■ **Exercise objective**: Omit images. Retype all entries verbatim.

* BEGIN Data excerpts *

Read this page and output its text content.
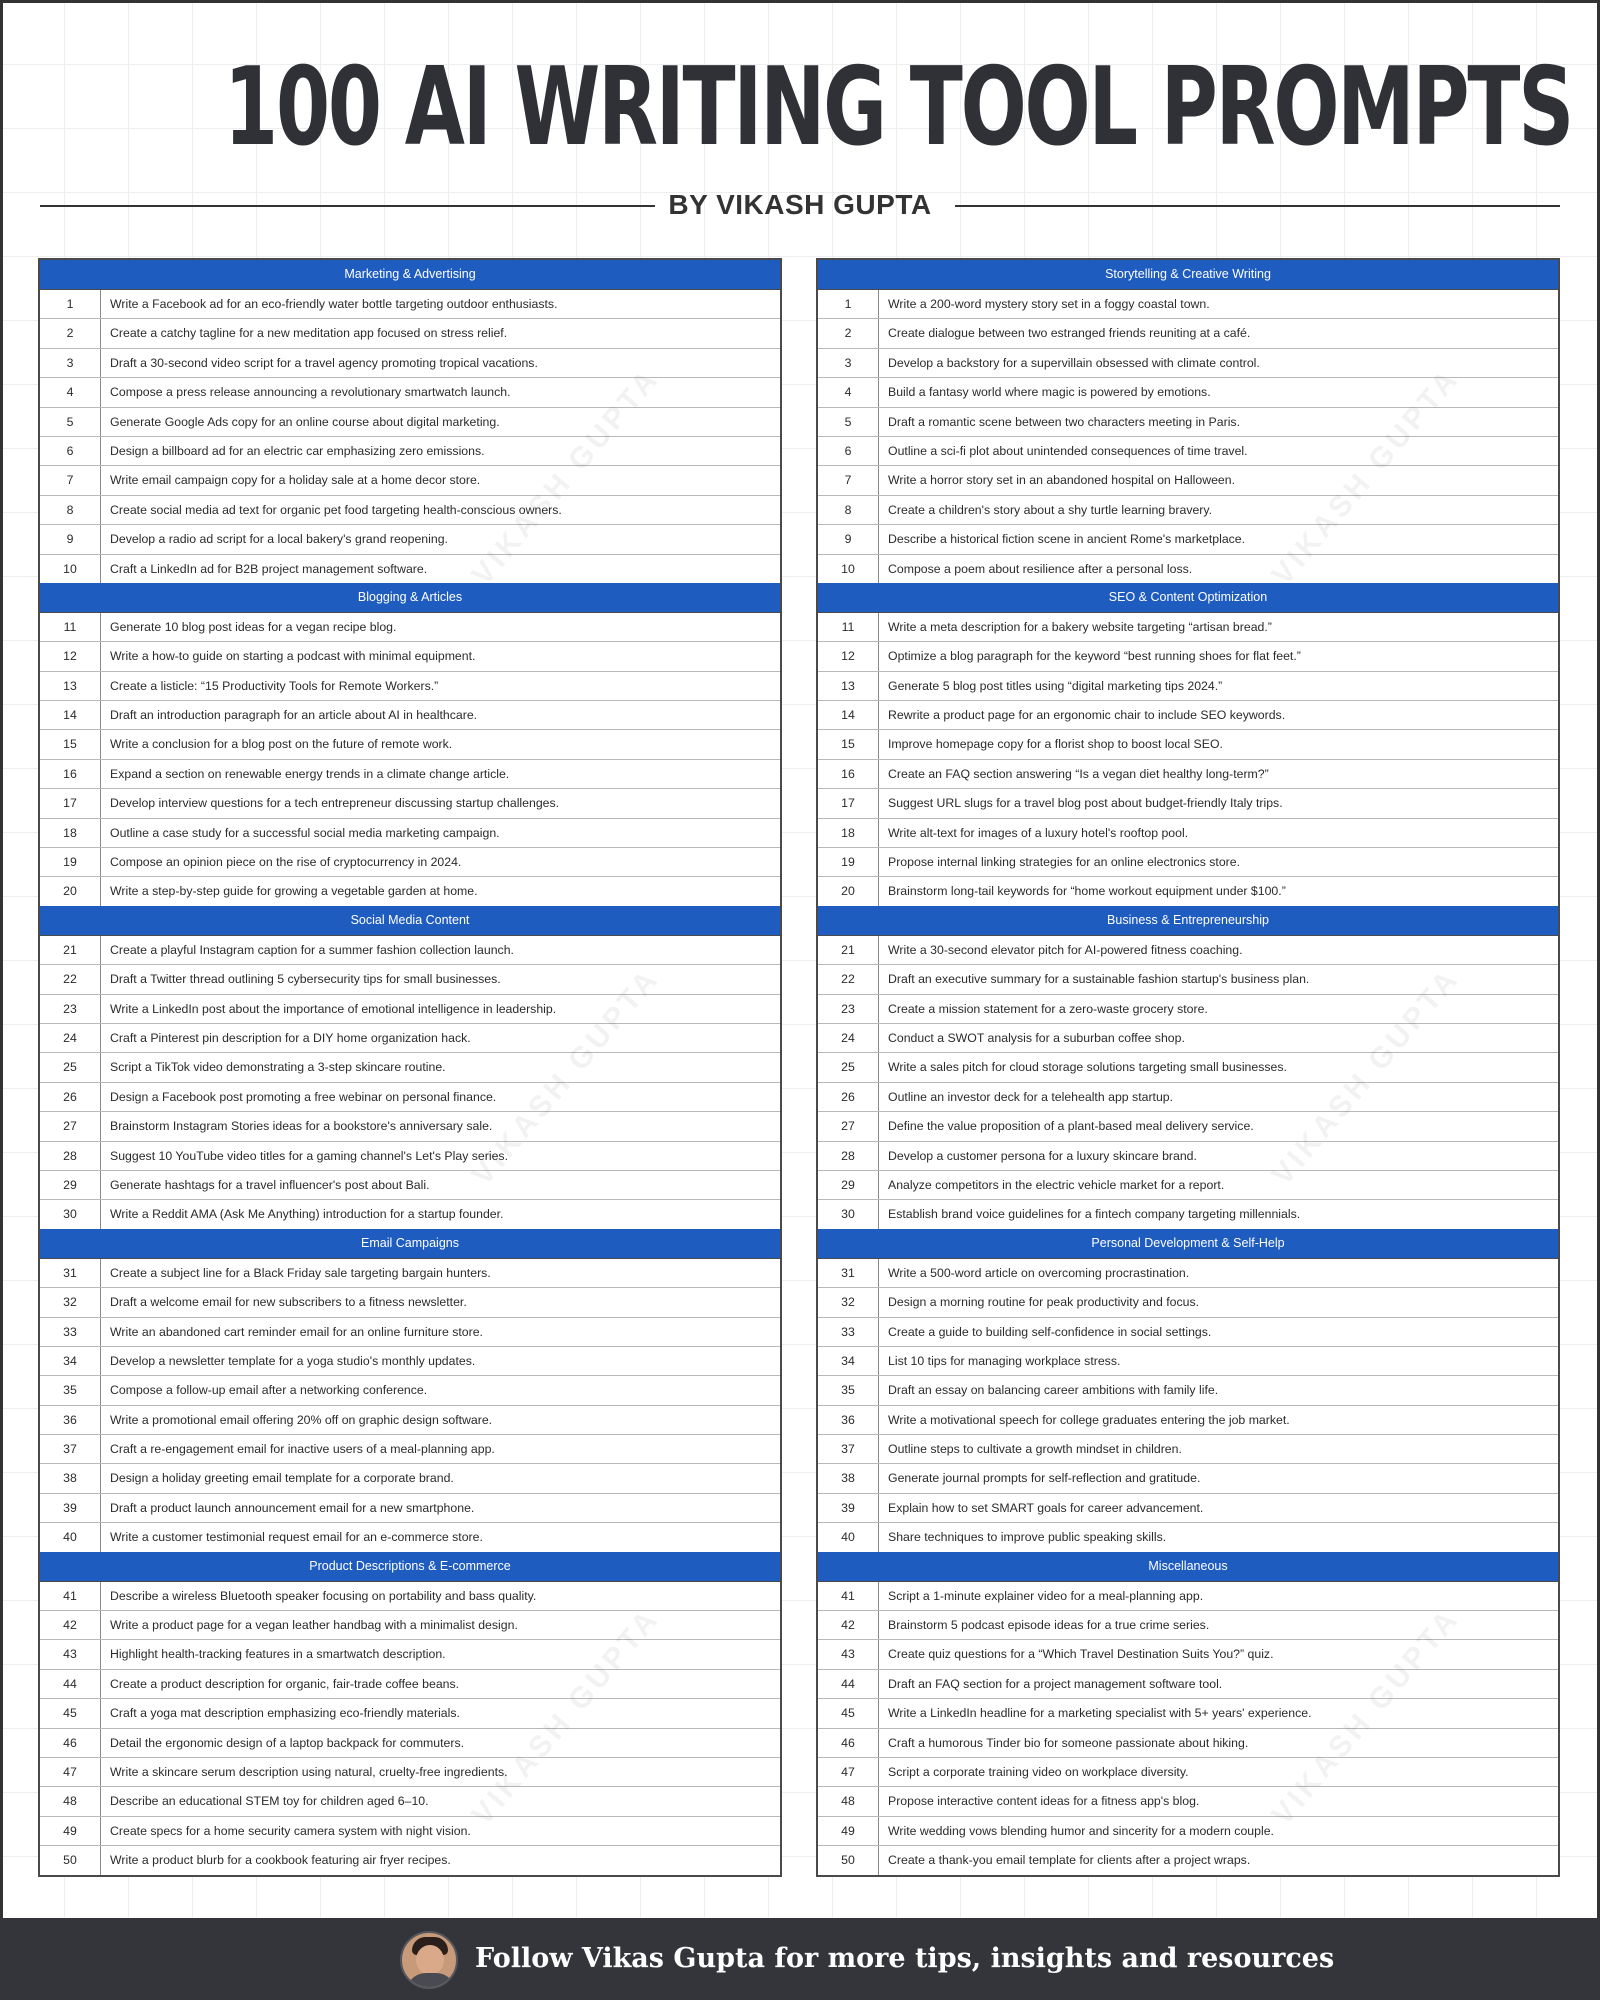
100 AI WRITING TOOL PROMPTS
BY VIKASH GUPTA
Marketing & Advertising
1	Write a Facebook ad for an eco-friendly water bottle targeting outdoor enthusiasts.
2	Create a catchy tagline for a new meditation app focused on stress relief.
3	Draft a 30-second video script for a travel agency promoting tropical vacations.
4	Compose a press release announcing a revolutionary smartwatch launch.
5	Generate Google Ads copy for an online course about digital marketing.
6	Design a billboard ad for an electric car emphasizing zero emissions.
7	Write email campaign copy for a holiday sale at a home decor store.
8	Create social media ad text for organic pet food targeting health-conscious owners.
9	Develop a radio ad script for a local bakery's grand reopening.
10	Craft a LinkedIn ad for B2B project management software.
Blogging & Articles
11	Generate 10 blog post ideas for a vegan recipe blog.
12	Write a how-to guide on starting a podcast with minimal equipment.
13	Create a listicle: “15 Productivity Tools for Remote Workers.”
14	Draft an introduction paragraph for an article about AI in healthcare.
15	Write a conclusion for a blog post on the future of remote work.
16	Expand a section on renewable energy trends in a climate change article.
17	Develop interview questions for a tech entrepreneur discussing startup challenges.
18	Outline a case study for a successful social media marketing campaign.
19	Compose an opinion piece on the rise of cryptocurrency in 2024.
20	Write a step-by-step guide for growing a vegetable garden at home.
Social Media Content
21	Create a playful Instagram caption for a summer fashion collection launch.
22	Draft a Twitter thread outlining 5 cybersecurity tips for small businesses.
23	Write a LinkedIn post about the importance of emotional intelligence in leadership.
24	Craft a Pinterest pin description for a DIY home organization hack.
25	Script a TikTok video demonstrating a 3-step skincare routine.
26	Design a Facebook post promoting a free webinar on personal finance.
27	Brainstorm Instagram Stories ideas for a bookstore's anniversary sale.
28	Suggest 10 YouTube video titles for a gaming channel's Let's Play series.
29	Generate hashtags for a travel influencer's post about Bali.
30	Write a Reddit AMA (Ask Me Anything) introduction for a startup founder.
Email Campaigns
31	Create a subject line for a Black Friday sale targeting bargain hunters.
32	Draft a welcome email for new subscribers to a fitness newsletter.
33	Write an abandoned cart reminder email for an online furniture store.
34	Develop a newsletter template for a yoga studio's monthly updates.
35	Compose a follow-up email after a networking conference.
36	Write a promotional email offering 20% off on graphic design software.
37	Craft a re-engagement email for inactive users of a meal-planning app.
38	Design a holiday greeting email template for a corporate brand.
39	Draft a product launch announcement email for a new smartphone.
40	Write a customer testimonial request email for an e-commerce store.
Product Descriptions & E-commerce
41	Describe a wireless Bluetooth speaker focusing on portability and bass quality.
42	Write a product page for a vegan leather handbag with a minimalist design.
43	Highlight health-tracking features in a smartwatch description.
44	Create a product description for organic, fair-trade coffee beans.
45	Craft a yoga mat description emphasizing eco-friendly materials.
46	Detail the ergonomic design of a laptop backpack for commuters.
47	Write a skincare serum description using natural, cruelty-free ingredients.
48	Describe an educational STEM toy for children aged 6–10.
49	Create specs for a home security camera system with night vision.
50	Write a product blurb for a cookbook featuring air fryer recipes.
Storytelling & Creative Writing
1	Write a 200-word mystery story set in a foggy coastal town.
2	Create dialogue between two estranged friends reuniting at a café.
3	Develop a backstory for a supervillain obsessed with climate control.
4	Build a fantasy world where magic is powered by emotions.
5	Draft a romantic scene between two characters meeting in Paris.
6	Outline a sci-fi plot about unintended consequences of time travel.
7	Write a horror story set in an abandoned hospital on Halloween.
8	Create a children's story about a shy turtle learning bravery.
9	Describe a historical fiction scene in ancient Rome's marketplace.
10	Compose a poem about resilience after a personal loss.
SEO & Content Optimization
11	Write a meta description for a bakery website targeting “artisan bread.”
12	Optimize a blog paragraph for the keyword “best running shoes for flat feet.”
13	Generate 5 blog post titles using “digital marketing tips 2024.”
14	Rewrite a product page for an ergonomic chair to include SEO keywords.
15	Improve homepage copy for a florist shop to boost local SEO.
16	Create an FAQ section answering “Is a vegan diet healthy long-term?”
17	Suggest URL slugs for a travel blog post about budget-friendly Italy trips.
18	Write alt-text for images of a luxury hotel's rooftop pool.
19	Propose internal linking strategies for an online electronics store.
20	Brainstorm long-tail keywords for “home workout equipment under $100.”
Business & Entrepreneurship
21	Write a 30-second elevator pitch for AI-powered fitness coaching.
22	Draft an executive summary for a sustainable fashion startup's business plan.
23	Create a mission statement for a zero-waste grocery store.
24	Conduct a SWOT analysis for a suburban coffee shop.
25	Write a sales pitch for cloud storage solutions targeting small businesses.
26	Outline an investor deck for a telehealth app startup.
27	Define the value proposition of a plant-based meal delivery service.
28	Develop a customer persona for a luxury skincare brand.
29	Analyze competitors in the electric vehicle market for a report.
30	Establish brand voice guidelines for a fintech company targeting millennials.
Personal Development & Self-Help
31	Write a 500-word article on overcoming procrastination.
32	Design a morning routine for peak productivity and focus.
33	Create a guide to building self-confidence in social settings.
34	List 10 tips for managing workplace stress.
35	Draft an essay on balancing career ambitions with family life.
36	Write a motivational speech for college graduates entering the job market.
37	Outline steps to cultivate a growth mindset in children.
38	Generate journal prompts for self-reflection and gratitude.
39	Explain how to set SMART goals for career advancement.
40	Share techniques to improve public speaking skills.
Miscellaneous
41	Script a 1-minute explainer video for a meal-planning app.
42	Brainstorm 5 podcast episode ideas for a true crime series.
43	Create quiz questions for a “Which Travel Destination Suits You?” quiz.
44	Draft an FAQ section for a project management software tool.
45	Write a LinkedIn headline for a marketing specialist with 5+ years' experience.
46	Craft a humorous Tinder bio for someone passionate about hiking.
47	Script a corporate training video on workplace diversity.
48	Propose interactive content ideas for a fitness app's blog.
49	Write wedding vows blending humor and sincerity for a modern couple.
50	Create a thank-you email template for clients after a project wraps.
Follow Vikas Gupta for more tips, insights and resources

* END Data excerpts *

■ **Exercise result**:
Read this page and output its text content.
100 AI WRITING TOOL PROMPTS
BY VIKASH GUPTA
Marketing & Advertising
1	Write a Facebook ad for an eco-friendly water bottle targeting outdoor enthusiasts.
2	Create a catchy tagline for a new meditation app focused on stress relief.
3	Draft a 30-second video script for a travel agency promoting tropical vacations.
4	Compose a press release announcing a revolutionary smartwatch launch.
5	Generate Google Ads copy for an online course about digital marketing.
6	Design a billboard ad for an electric car emphasizing zero emissions.
7	Write email campaign copy for a holiday sale at a home decor store.
8	Create social media ad text for organic pet food targeting health-conscious owners.
9	Develop a radio ad script for a local bakery's grand reopening.
10	Craft a LinkedIn ad for B2B project management software.
Blogging & Articles
11	Generate 10 blog post ideas for a vegan recipe blog.
12	Write a how-to guide on starting a podcast with minimal equipment.
13	Create a listicle: “15 Productivity Tools for Remote Workers.”
14	Draft an introduction paragraph for an article about AI in healthcare.
15	Write a conclusion for a blog post on the future of remote work.
16	Expand a section on renewable energy trends in a climate change article.
17	Develop interview questions for a tech entrepreneur discussing startup challenges.
18	Outline a case study for a successful social media marketing campaign.
19	Compose an opinion piece on the rise of cryptocurrency in 2024.
20	Write a step-by-step guide for growing a vegetable garden at home.
Social Media Content
21	Create a playful Instagram caption for a summer fashion collection launch.
22	Draft a Twitter thread outlining 5 cybersecurity tips for small businesses.
23	Write a LinkedIn post about the importance of emotional intelligence in leadership.
24	Craft a Pinterest pin description for a DIY home organization hack.
25	Script a TikTok video demonstrating a 3-step skincare routine.
26	Design a Facebook post promoting a free webinar on personal finance.
27	Brainstorm Instagram Stories ideas for a bookstore's anniversary sale.
28	Suggest 10 YouTube video titles for a gaming channel's Let's Play series.
29	Generate hashtags for a travel influencer's post about Bali.
30	Write a Reddit AMA (Ask Me Anything) introduction for a startup founder.
Email Campaigns
31	Create a subject line for a Black Friday sale targeting bargain hunters.
32	Draft a welcome email for new subscribers to a fitness newsletter.
33	Write an abandoned cart reminder email for an online furniture store.
34	Develop a newsletter template for a yoga studio's monthly updates.
35	Compose a follow-up email after a networking conference.
36	Write a promotional email offering 20% off on graphic design software.
37	Craft a re-engagement email for inactive users of a meal-planning app.
38	Design a holiday greeting email template for a corporate brand.
39	Draft a product launch announcement email for a new smartphone.
40	Write a customer testimonial request email for an e-commerce store.
Product Descriptions & E-commerce
41	Describe a wireless Bluetooth speaker focusing on portability and bass quality.
42	Write a product page for a vegan leather handbag with a minimalist design.
43	Highlight health-tracking features in a smartwatch description.
44	Create a product description for organic, fair-trade coffee beans.
45	Craft a yoga mat description emphasizing eco-friendly materials.
46	Detail the ergonomic design of a laptop backpack for commuters.
47	Write a skincare serum description using natural, cruelty-free ingredients.
48	Describe an educational STEM toy for children aged 6–10.
49	Create specs for a home security camera system with night vision.
50	Write a product blurb for a cookbook featuring air fryer recipes.
Storytelling & Creative Writing
1	Write a 200-word mystery story set in a foggy coastal town.
2	Create dialogue between two estranged friends reuniting at a café.
3	Develop a backstory for a supervillain obsessed with climate control.
4	Build a fantasy world where magic is powered by emotions.
5	Draft a romantic scene between two characters meeting in Paris.
6	Outline a sci-fi plot about unintended consequences of time travel.
7	Write a horror story set in an abandoned hospital on Halloween.
8	Create a children's story about a shy turtle learning bravery.
9	Describe a historical fiction scene in ancient Rome's marketplace.
10	Compose a poem about resilience after a personal loss.
SEO & Content Optimization
11	Write a meta description for a bakery website targeting “artisan bread.”
12	Optimize a blog paragraph for the keyword “best running shoes for flat feet.”
13	Generate 5 blog post titles using “digital marketing tips 2024.”
14	Rewrite a product page for an ergonomic chair to include SEO keywords.
15	Improve homepage copy for a florist shop to boost local SEO.
16	Create an FAQ section answering “Is a vegan diet healthy long-term?”
17	Suggest URL slugs for a travel blog post about budget-friendly Italy trips.
18	Write alt-text for images of a luxury hotel's rooftop pool.
19	Propose internal linking strategies for an online electronics store.
20	Brainstorm long-tail keywords for “home workout equipment under $100.”
Business & Entrepreneurship
21	Write a 30-second elevator pitch for AI-powered fitness coaching.
22	Draft an executive summary for a sustainable fashion startup's business plan.
23	Create a mission statement for a zero-waste grocery store.
24	Conduct a SWOT analysis for a suburban coffee shop.
25	Write a sales pitch for cloud storage solutions targeting small businesses.
26	Outline an investor deck for a telehealth app startup.
27	Define the value proposition of a plant-based meal delivery service.
28	Develop a customer persona for a luxury skincare brand.
29	Analyze competitors in the electric vehicle market for a report.
30	Establish brand voice guidelines for a fintech company targeting millennials.
Personal Development & Self-Help
31	Write a 500-word article on overcoming procrastination.
32	Design a morning routine for peak productivity and focus.
33	Create a guide to building self-confidence in social settings.
34	List 10 tips for managing workplace stress.
35	Draft an essay on balancing career ambitions with family life.
36	Write a motivational speech for college graduates entering the job market.
37	Outline steps to cultivate a growth mindset in children.
38	Generate journal prompts for self-reflection and gratitude.
39	Explain how to set SMART goals for career advancement.
40	Share techniques to improve public speaking skills.
Miscellaneous
41	Script a 1-minute explainer video for a meal-planning app.
42	Brainstorm 5 podcast episode ideas for a true crime series.
43	Create quiz questions for a “Which Travel Destination Suits You?” quiz.
44	Draft an FAQ section for a project management software tool.
45	Write a LinkedIn headline for a marketing specialist with 5+ years' experience.
46	Craft a humorous Tinder bio for someone passionate about hiking.
47	Script a corporate training video on workplace diversity.
48	Propose interactive content ideas for a fitness app's blog.
49	Write wedding vows blending humor and sincerity for a modern couple.
50	Create a thank-you email template for clients after a project wraps.
Follow Vikas Gupta for more tips, insights and resources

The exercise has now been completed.